Output all records precisely as written.

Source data

● ● ●

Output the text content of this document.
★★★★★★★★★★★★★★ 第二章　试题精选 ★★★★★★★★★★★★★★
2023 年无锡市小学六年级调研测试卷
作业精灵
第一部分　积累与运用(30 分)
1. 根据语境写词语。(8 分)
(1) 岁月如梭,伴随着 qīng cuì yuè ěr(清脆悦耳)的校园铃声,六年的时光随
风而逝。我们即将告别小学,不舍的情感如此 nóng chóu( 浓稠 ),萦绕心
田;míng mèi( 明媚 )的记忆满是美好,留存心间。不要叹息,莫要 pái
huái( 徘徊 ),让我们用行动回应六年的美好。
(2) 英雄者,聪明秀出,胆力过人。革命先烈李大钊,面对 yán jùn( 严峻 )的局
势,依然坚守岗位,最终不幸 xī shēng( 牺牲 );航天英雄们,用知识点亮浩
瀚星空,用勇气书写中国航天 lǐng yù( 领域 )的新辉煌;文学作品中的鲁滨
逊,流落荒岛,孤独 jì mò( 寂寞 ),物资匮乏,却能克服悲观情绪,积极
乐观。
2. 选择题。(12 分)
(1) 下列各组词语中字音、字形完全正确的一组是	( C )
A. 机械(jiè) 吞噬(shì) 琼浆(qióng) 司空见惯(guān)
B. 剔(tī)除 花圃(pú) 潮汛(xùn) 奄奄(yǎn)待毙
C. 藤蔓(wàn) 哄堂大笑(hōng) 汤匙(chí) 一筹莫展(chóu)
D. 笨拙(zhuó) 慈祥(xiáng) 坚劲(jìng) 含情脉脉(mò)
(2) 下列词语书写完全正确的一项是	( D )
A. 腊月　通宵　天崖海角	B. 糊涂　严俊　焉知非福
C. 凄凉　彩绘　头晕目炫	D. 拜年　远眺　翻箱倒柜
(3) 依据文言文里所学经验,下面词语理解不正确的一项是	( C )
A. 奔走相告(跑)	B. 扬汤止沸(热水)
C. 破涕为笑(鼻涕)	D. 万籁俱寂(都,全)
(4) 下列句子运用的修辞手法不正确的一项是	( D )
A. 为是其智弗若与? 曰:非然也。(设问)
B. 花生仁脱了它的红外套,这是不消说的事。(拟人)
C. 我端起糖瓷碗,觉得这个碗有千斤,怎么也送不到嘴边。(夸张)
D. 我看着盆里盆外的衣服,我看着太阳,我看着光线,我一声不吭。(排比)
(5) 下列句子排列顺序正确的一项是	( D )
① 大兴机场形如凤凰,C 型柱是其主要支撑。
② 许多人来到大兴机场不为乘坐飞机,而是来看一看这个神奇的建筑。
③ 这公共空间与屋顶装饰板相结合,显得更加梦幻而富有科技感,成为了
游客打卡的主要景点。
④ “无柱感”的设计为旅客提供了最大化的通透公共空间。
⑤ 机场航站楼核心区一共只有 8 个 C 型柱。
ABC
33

● ● ●

● FULL OUTPUT
Output the text content of this document.
★★★★★★★★★★★★★★ 第二章　试题精选 ★★★★★★★★★★★★★★
2023 年无锡市小学六年级调研测试卷
作业精灵
第一部分　积累与运用(30 分)
1. 根据语境写词语。(8 分)
(1) 岁月如梭,伴随着 qīng cuì yuè ěr(清脆悦耳)的校园铃声,六年的时光随
风而逝。我们即将告别小学,不舍的情感如此 nóng chóu( 浓稠 ),萦绕心
田;míng mèi( 明媚 )的记忆满是美好,留存心间。不要叹息,莫要 pái
huái( 徘徊 ),让我们用行动回应六年的美好。
(2) 英雄者,聪明秀出,胆力过人。革命先烈李大钊,面对 yán jùn( 严峻 )的局
势,依然坚守岗位,最终不幸 xī shēng( 牺牲 );航天英雄们,用知识点亮浩
瀚星空,用勇气书写中国航天 lǐng yù( 领域 )的新辉煌;文学作品中的鲁滨
逊,流落荒岛,孤独 jì mò( 寂寞 ),物资匮乏,却能克服悲观情绪,积极
乐观。
2. 选择题。(12 分)
(1) 下列各组词语中字音、字形完全正确的一组是	( C )
A. 机械(jiè) 吞噬(shì) 琼浆(qióng) 司空见惯(guān)
B. 剔(tī)除 花圃(pú) 潮汛(xùn) 奄奄(yǎn)待毙
C. 藤蔓(wàn) 哄堂大笑(hōng) 汤匙(chí) 一筹莫展(chóu)
D. 笨拙(zhuó) 慈祥(xiáng) 坚劲(jìng) 含情脉脉(mò)
(2) 下列词语书写完全正确的一项是	( D )
A. 腊月　通宵　天崖海角	B. 糊涂　严俊　焉知非福
C. 凄凉　彩绘　头晕目炫	D. 拜年　远眺　翻箱倒柜
(3) 依据文言文里所学经验,下面词语理解不正确的一项是	( C )
A. 奔走相告(跑)	B. 扬汤止沸(热水)
C. 破涕为笑(鼻涕)	D. 万籁俱寂(都,全)
(4) 下列句子运用的修辞手法不正确的一项是	( D )
A. 为是其智弗若与? 曰:非然也。(设问)
B. 花生仁脱了它的红外套,这是不消说的事。(拟人)
C. 我端起糖瓷碗,觉得这个碗有千斤,怎么也送不到嘴边。(夸张)
D. 我看着盆里盆外的衣服,我看着太阳,我看着光线,我一声不吭。(排比)
(5) 下列句子排列顺序正确的一项是	( D )
① 大兴机场形如凤凰,C 型柱是其主要支撑。
② 许多人来到大兴机场不为乘坐飞机,而是来看一看这个神奇的建筑。
③ 这公共空间与屋顶装饰板相结合,显得更加梦幻而富有科技感,成为了
游客打卡的主要景点。
④ “无柱感”的设计为旅客提供了最大化的通透公共空间。
⑤ 机场航站楼核心区一共只有 8 个 C 型柱。
ABC
33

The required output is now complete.